[Data extract]:
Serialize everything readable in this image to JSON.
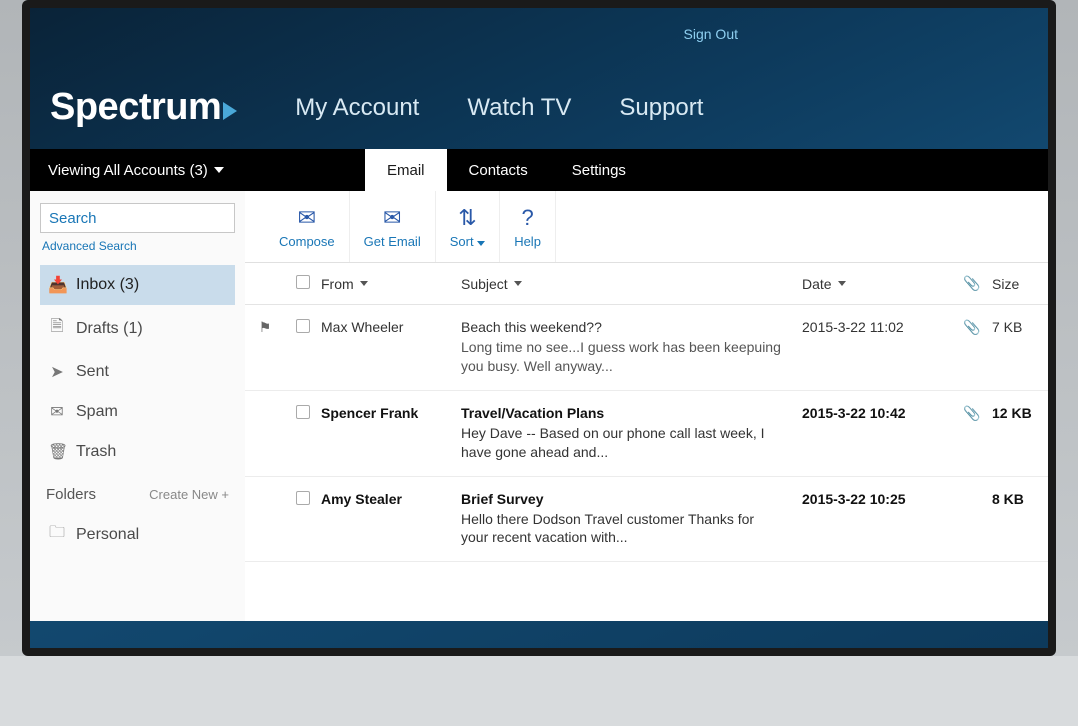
{
  "top": {
    "sign_out": "Sign Out"
  },
  "brand": {
    "name": "Spectrum"
  },
  "nav": {
    "my_account": "My Account",
    "watch_tv": "Watch TV",
    "support": "Support"
  },
  "subbar": {
    "accounts": "Viewing All Accounts (3)",
    "tabs": {
      "email": "Email",
      "contacts": "Contacts",
      "settings": "Settings"
    }
  },
  "sidebar": {
    "search_placeholder": "Search",
    "advanced": "Advanced Search",
    "folders": {
      "inbox": "Inbox (3)",
      "drafts": "Drafts (1)",
      "sent": "Sent",
      "spam": "Spam",
      "trash": "Trash"
    },
    "folders_label": "Folders",
    "create_new": "Create New +",
    "custom": {
      "personal": "Personal"
    }
  },
  "toolbar": {
    "compose": "Compose",
    "get_email": "Get Email",
    "sort": "Sort",
    "help": "Help"
  },
  "columns": {
    "from": "From",
    "subject": "Subject",
    "date": "Date",
    "size": "Size"
  },
  "messages": [
    {
      "from": "Max Wheeler",
      "subject": "Beach this weekend??",
      "preview": "Long time no see...I guess work has been keepuing you busy. Well anyway...",
      "date": "2015-3-22 11:02",
      "size": "7 KB",
      "unread": false,
      "flagged": true,
      "attachment": true
    },
    {
      "from": "Spencer Frank",
      "subject": "Travel/Vacation Plans",
      "preview": "Hey Dave -- Based on our phone call last week, I have gone ahead and...",
      "date": "2015-3-22 10:42",
      "size": "12 KB",
      "unread": true,
      "flagged": false,
      "attachment": true
    },
    {
      "from": "Amy Stealer",
      "subject": "Brief Survey",
      "preview": "Hello there Dodson Travel customer Thanks for your recent vacation with...",
      "date": "2015-3-22 10:25",
      "size": "8 KB",
      "unread": true,
      "flagged": false,
      "attachment": false
    }
  ]
}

[Task to complete]:
Extract the text of all the records above verbatim, excluding pictures.

[Output of the task]:
Serialize everything readable in this image to JSON.
{
  "top": {
    "sign_out": "Sign Out"
  },
  "brand": {
    "name": "Spectrum"
  },
  "nav": {
    "my_account": "My Account",
    "watch_tv": "Watch TV",
    "support": "Support"
  },
  "subbar": {
    "accounts": "Viewing All Accounts (3)",
    "tabs": {
      "email": "Email",
      "contacts": "Contacts",
      "settings": "Settings"
    }
  },
  "sidebar": {
    "search_placeholder": "Search",
    "advanced": "Advanced Search",
    "folders": {
      "inbox": "Inbox (3)",
      "drafts": "Drafts (1)",
      "sent": "Sent",
      "spam": "Spam",
      "trash": "Trash"
    },
    "folders_label": "Folders",
    "create_new": "Create New +",
    "custom": {
      "personal": "Personal"
    }
  },
  "toolbar": {
    "compose": "Compose",
    "get_email": "Get Email",
    "sort": "Sort",
    "help": "Help"
  },
  "columns": {
    "from": "From",
    "subject": "Subject",
    "date": "Date",
    "size": "Size"
  },
  "messages": [
    {
      "from": "Max Wheeler",
      "subject": "Beach this weekend??",
      "preview": "Long time no see...I guess work has been keepuing you busy. Well anyway...",
      "date": "2015-3-22 11:02",
      "size": "7 KB",
      "unread": false,
      "flagged": true,
      "attachment": true
    },
    {
      "from": "Spencer Frank",
      "subject": "Travel/Vacation Plans",
      "preview": "Hey Dave -- Based on our phone call last week, I have gone ahead and...",
      "date": "2015-3-22 10:42",
      "size": "12 KB",
      "unread": true,
      "flagged": false,
      "attachment": true
    },
    {
      "from": "Amy Stealer",
      "subject": "Brief Survey",
      "preview": "Hello there Dodson Travel customer Thanks for your recent vacation with...",
      "date": "2015-3-22 10:25",
      "size": "8 KB",
      "unread": true,
      "flagged": false,
      "attachment": false
    }
  ]
}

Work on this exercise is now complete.